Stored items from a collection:
──────────────────────────────

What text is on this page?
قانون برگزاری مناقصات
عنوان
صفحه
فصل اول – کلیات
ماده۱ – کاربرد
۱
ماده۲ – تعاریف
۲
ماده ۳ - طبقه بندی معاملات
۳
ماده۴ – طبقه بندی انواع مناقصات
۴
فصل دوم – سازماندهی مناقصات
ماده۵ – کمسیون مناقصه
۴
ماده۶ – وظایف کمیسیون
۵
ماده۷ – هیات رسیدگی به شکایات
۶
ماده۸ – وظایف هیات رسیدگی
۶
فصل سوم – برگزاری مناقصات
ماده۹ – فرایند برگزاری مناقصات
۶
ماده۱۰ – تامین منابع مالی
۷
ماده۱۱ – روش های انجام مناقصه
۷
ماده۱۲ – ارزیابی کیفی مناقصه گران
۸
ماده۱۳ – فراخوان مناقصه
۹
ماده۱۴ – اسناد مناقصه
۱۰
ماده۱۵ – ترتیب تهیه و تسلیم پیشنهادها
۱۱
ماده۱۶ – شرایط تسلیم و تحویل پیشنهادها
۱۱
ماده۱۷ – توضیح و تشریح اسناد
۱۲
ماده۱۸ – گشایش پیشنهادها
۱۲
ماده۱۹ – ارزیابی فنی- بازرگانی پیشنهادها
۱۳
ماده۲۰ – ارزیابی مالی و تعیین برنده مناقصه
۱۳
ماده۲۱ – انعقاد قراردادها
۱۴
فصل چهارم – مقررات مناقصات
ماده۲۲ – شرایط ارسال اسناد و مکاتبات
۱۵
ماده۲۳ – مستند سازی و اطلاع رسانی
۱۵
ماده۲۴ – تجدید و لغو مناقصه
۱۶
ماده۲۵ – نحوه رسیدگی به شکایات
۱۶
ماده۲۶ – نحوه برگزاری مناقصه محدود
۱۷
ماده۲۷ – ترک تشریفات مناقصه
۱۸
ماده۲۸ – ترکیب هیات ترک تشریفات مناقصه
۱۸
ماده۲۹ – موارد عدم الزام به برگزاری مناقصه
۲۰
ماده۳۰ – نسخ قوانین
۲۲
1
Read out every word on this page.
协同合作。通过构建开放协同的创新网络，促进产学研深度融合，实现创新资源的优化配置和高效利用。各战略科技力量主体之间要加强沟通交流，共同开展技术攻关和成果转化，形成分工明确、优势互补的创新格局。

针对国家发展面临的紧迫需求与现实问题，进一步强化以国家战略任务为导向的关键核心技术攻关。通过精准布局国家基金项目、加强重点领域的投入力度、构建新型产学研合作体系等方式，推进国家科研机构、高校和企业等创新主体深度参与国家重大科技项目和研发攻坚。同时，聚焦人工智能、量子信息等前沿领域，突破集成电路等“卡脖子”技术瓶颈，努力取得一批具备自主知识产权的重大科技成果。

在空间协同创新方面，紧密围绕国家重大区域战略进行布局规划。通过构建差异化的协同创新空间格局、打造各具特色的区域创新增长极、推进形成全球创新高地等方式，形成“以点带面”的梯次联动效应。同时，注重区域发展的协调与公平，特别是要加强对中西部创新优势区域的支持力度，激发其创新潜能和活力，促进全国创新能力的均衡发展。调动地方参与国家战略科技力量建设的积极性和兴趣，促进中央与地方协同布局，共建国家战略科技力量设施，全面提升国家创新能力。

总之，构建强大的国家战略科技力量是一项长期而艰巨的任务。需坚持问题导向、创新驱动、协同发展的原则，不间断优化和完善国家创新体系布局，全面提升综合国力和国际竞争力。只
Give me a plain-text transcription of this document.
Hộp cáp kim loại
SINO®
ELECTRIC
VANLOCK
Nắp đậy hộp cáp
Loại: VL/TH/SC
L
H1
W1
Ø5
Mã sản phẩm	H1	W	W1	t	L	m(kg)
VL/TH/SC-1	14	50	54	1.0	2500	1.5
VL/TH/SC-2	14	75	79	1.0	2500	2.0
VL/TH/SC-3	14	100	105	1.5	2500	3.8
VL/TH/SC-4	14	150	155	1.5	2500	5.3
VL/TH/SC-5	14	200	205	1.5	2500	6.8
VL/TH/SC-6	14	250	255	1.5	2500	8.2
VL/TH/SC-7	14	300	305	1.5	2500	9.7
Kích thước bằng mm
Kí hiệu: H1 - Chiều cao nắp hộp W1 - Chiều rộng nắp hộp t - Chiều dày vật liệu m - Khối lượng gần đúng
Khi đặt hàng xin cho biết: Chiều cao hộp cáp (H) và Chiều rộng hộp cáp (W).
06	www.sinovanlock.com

──────────────────────────────

Collect every line above that contains the word "this".

What text is on this page?
Read out every word on this page.
Give me a plain-text transcription of this document.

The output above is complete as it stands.